- **EXERCISE TASK**
Count only the lines of the records that hold "obornika", then give the number without any other words.

- **MATERIAL FOR THIS EXERCISE**

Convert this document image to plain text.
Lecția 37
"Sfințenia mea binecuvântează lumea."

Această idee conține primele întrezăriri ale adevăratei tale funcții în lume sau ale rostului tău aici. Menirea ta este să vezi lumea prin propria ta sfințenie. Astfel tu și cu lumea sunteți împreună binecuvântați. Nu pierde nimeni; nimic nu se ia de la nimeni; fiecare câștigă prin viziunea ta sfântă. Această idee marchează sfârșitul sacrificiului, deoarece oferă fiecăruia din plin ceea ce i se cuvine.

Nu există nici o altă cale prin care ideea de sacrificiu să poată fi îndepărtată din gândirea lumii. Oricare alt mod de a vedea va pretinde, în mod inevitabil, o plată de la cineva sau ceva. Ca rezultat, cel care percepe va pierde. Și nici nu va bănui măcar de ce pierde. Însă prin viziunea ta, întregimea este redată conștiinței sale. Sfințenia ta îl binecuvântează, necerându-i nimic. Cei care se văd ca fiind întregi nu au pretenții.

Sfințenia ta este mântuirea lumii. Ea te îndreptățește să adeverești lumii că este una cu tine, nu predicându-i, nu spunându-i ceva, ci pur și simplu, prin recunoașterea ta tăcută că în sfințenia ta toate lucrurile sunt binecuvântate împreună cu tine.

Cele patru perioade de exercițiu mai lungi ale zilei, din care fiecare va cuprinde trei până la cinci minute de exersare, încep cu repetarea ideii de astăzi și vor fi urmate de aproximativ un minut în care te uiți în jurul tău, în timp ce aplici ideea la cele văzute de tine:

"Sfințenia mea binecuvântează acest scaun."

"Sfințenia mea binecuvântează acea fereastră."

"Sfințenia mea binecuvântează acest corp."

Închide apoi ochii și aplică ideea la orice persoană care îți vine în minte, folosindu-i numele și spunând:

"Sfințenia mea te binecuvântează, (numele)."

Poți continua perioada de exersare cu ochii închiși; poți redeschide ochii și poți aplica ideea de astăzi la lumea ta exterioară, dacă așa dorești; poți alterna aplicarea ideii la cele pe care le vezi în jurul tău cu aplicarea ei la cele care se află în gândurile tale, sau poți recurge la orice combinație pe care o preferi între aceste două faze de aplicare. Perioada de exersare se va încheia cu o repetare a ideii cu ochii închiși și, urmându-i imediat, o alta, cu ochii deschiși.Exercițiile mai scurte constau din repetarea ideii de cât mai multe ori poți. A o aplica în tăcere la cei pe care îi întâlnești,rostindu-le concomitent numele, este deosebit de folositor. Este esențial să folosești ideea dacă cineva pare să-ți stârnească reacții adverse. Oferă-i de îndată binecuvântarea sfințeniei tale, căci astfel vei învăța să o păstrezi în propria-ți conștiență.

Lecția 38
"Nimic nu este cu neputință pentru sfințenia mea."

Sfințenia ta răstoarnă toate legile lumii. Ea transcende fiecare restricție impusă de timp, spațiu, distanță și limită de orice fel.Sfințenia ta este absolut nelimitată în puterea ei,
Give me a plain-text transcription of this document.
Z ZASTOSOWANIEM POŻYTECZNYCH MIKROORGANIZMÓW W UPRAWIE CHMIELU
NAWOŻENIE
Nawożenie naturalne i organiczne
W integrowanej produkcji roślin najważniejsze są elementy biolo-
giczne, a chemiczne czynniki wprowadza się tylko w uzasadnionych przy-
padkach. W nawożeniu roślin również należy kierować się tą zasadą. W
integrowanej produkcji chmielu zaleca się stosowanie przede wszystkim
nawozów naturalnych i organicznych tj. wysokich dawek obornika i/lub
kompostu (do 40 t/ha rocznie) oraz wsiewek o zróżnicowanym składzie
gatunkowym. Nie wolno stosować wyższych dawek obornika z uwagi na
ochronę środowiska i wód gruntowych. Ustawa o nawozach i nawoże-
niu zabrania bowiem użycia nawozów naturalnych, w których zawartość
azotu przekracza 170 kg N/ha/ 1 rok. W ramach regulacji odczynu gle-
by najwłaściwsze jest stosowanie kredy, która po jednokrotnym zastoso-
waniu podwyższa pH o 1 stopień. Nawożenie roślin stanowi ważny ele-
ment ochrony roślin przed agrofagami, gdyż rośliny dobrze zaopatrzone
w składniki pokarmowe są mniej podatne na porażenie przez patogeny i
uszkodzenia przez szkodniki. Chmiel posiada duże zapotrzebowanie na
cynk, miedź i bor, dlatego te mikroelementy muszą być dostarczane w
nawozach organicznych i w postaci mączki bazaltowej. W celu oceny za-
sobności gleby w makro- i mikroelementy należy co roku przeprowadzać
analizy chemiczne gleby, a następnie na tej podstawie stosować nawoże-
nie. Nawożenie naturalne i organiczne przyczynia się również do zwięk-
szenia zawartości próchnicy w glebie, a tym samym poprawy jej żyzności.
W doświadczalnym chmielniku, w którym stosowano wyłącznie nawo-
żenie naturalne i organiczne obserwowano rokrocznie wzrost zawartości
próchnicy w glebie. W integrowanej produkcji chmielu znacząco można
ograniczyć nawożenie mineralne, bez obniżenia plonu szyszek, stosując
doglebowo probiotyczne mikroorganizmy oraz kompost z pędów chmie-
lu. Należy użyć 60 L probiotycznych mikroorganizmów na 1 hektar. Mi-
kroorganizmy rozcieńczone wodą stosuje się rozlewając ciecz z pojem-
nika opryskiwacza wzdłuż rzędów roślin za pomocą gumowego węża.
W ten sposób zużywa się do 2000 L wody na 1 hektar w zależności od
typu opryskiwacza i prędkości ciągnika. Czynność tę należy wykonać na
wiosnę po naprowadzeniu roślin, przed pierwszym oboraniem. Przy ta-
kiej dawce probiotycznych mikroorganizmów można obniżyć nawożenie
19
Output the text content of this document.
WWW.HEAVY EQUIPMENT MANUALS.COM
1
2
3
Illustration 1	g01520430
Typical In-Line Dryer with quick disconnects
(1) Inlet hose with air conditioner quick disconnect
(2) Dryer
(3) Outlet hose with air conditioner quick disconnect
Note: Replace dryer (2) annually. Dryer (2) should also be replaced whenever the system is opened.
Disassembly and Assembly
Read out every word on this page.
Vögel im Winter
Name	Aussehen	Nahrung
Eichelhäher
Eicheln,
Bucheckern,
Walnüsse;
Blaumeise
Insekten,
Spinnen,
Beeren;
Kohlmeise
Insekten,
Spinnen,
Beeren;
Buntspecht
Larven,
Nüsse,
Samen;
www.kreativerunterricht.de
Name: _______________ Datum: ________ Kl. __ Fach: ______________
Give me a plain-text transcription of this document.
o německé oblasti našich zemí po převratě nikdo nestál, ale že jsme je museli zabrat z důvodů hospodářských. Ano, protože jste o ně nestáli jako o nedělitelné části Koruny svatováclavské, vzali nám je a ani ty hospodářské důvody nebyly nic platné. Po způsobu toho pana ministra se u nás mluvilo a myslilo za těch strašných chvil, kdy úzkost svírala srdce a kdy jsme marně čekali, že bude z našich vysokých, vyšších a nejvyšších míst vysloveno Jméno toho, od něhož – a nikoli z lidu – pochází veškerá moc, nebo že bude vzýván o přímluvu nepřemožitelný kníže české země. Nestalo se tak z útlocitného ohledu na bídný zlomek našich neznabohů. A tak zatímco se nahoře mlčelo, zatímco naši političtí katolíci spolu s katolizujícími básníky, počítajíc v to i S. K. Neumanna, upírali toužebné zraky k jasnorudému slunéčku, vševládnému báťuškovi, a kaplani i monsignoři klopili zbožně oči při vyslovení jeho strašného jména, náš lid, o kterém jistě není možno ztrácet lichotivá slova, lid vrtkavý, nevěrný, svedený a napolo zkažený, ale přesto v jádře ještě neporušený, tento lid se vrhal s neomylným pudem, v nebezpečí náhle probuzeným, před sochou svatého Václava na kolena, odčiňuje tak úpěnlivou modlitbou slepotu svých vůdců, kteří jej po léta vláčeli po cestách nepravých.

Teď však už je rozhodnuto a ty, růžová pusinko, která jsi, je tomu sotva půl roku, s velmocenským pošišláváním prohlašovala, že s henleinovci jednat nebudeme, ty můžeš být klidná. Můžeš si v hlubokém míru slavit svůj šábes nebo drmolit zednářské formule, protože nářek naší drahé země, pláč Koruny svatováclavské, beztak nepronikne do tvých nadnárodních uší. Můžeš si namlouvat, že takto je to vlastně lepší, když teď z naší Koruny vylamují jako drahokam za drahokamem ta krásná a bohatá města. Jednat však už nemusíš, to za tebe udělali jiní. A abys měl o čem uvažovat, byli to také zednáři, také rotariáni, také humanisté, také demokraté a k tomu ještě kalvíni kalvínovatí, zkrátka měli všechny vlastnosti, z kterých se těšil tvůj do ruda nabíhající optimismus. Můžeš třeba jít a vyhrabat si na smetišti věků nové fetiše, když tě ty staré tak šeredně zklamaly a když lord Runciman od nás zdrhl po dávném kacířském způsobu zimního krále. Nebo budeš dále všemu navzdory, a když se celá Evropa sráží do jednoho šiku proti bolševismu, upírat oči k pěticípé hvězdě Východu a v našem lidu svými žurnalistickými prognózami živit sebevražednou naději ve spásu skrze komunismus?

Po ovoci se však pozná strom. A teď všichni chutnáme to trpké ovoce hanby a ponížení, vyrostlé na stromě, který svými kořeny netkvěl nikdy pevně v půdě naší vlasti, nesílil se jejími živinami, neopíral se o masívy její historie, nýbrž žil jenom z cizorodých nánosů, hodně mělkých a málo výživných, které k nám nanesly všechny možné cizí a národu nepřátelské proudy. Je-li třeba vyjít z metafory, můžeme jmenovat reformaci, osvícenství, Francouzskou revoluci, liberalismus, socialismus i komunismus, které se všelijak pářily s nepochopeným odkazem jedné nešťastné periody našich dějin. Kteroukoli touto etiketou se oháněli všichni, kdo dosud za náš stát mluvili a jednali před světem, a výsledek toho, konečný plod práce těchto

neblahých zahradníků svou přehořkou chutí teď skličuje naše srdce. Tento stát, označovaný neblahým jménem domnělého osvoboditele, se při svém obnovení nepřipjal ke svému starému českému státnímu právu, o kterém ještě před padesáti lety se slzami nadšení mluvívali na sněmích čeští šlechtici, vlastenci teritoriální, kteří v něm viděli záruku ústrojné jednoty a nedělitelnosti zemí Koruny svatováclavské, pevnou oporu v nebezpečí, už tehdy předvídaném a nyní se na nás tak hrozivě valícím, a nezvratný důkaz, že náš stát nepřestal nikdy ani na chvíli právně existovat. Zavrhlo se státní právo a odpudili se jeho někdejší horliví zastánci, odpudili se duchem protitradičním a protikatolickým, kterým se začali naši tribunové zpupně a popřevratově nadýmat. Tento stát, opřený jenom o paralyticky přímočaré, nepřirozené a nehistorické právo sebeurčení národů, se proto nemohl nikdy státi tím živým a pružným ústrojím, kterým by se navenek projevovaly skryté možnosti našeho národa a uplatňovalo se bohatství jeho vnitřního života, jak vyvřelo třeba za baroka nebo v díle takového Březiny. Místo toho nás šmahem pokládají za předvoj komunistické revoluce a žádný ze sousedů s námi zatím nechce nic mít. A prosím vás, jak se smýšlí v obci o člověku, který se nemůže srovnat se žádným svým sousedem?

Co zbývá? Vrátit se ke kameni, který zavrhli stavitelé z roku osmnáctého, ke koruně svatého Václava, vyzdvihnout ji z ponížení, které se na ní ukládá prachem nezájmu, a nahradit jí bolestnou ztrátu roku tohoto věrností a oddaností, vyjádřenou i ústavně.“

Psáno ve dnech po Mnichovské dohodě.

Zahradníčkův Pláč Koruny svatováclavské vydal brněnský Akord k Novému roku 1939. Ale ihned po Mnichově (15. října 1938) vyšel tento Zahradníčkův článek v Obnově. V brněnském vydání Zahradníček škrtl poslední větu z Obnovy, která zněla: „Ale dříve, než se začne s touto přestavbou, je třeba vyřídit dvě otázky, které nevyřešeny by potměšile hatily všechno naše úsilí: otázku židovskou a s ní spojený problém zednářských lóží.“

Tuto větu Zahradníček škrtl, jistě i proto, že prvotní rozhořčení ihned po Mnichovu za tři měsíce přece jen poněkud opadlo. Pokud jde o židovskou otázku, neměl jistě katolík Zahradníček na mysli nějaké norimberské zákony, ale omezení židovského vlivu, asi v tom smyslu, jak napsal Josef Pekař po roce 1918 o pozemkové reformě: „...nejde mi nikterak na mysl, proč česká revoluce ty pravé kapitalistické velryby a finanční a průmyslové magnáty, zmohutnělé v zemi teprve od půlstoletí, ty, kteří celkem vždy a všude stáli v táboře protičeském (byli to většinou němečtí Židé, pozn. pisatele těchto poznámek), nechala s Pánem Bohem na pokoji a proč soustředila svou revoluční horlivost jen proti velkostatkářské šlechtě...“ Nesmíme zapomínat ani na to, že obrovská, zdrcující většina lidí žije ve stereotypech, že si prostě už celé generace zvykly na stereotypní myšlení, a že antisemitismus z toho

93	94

- **SOLUTION BELOW**
2